*The exercise:*
Show all lines holding the string "συμπληρώσεις".

═══ Task data

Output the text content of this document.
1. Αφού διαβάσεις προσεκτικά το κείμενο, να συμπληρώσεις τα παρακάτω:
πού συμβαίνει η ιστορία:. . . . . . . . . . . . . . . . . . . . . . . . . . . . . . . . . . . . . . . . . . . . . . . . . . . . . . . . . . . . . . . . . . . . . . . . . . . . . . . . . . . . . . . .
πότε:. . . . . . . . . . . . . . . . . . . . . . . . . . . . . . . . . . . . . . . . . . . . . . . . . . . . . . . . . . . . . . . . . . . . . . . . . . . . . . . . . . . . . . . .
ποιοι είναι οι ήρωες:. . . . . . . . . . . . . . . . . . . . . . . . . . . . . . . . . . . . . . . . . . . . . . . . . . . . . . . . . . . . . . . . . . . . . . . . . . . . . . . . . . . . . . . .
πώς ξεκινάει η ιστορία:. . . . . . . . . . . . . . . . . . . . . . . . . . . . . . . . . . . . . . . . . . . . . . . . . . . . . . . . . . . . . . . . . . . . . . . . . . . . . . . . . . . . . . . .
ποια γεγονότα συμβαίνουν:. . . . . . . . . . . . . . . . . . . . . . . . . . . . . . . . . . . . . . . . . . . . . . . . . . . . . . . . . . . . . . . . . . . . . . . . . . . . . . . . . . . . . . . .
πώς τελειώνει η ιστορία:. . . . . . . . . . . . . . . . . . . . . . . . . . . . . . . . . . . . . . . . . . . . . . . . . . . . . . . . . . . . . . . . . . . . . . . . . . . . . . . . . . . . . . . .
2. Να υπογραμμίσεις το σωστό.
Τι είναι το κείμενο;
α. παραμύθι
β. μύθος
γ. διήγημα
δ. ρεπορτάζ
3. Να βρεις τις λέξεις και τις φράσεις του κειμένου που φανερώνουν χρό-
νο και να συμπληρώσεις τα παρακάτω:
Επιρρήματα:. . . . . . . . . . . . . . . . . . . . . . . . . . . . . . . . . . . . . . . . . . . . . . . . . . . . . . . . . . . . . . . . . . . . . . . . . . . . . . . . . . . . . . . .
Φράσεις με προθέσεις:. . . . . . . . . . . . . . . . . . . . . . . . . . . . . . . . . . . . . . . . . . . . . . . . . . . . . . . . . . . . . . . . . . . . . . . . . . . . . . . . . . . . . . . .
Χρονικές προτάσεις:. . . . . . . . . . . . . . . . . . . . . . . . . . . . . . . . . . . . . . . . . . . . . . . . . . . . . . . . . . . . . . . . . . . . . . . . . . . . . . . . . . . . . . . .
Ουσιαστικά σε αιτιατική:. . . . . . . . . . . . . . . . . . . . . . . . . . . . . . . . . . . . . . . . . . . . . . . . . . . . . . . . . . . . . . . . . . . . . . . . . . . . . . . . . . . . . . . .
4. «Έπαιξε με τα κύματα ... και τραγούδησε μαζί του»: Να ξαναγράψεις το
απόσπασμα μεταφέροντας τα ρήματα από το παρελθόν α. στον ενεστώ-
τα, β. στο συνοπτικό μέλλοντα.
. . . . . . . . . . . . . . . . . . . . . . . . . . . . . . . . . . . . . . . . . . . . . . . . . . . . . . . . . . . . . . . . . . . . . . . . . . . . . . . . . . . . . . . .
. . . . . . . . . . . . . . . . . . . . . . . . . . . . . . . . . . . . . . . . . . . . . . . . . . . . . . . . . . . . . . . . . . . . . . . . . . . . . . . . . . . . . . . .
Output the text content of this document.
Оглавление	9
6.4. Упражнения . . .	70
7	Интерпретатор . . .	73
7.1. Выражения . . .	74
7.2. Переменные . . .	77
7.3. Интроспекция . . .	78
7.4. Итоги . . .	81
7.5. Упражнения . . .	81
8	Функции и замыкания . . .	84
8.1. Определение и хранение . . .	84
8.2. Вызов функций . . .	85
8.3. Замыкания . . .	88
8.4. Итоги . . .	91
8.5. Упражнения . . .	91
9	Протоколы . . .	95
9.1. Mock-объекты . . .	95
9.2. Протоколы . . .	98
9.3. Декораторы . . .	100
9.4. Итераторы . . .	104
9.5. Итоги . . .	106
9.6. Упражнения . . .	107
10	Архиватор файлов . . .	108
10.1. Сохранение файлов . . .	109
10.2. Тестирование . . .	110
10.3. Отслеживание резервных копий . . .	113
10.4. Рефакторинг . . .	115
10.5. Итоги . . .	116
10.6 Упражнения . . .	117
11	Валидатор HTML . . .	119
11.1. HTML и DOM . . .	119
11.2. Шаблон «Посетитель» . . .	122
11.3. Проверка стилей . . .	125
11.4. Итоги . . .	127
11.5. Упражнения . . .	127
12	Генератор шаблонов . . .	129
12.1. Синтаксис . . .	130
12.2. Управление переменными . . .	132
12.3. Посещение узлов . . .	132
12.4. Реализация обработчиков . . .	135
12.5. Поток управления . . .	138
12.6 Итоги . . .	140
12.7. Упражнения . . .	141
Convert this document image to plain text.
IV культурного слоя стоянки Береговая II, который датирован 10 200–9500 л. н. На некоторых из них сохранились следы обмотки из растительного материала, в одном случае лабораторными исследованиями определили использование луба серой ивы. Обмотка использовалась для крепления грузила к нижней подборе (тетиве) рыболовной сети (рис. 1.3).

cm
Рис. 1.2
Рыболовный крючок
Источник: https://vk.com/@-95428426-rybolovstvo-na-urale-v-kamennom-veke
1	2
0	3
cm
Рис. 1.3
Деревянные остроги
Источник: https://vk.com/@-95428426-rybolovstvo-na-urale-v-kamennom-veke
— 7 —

══════

*Answer in full:*
1. Αφού διαβάσεις προσεκτικά το κείμενο, να συμπληρώσεις τα παρακάτω:
νο και να συμπληρώσεις τα παρακάτω:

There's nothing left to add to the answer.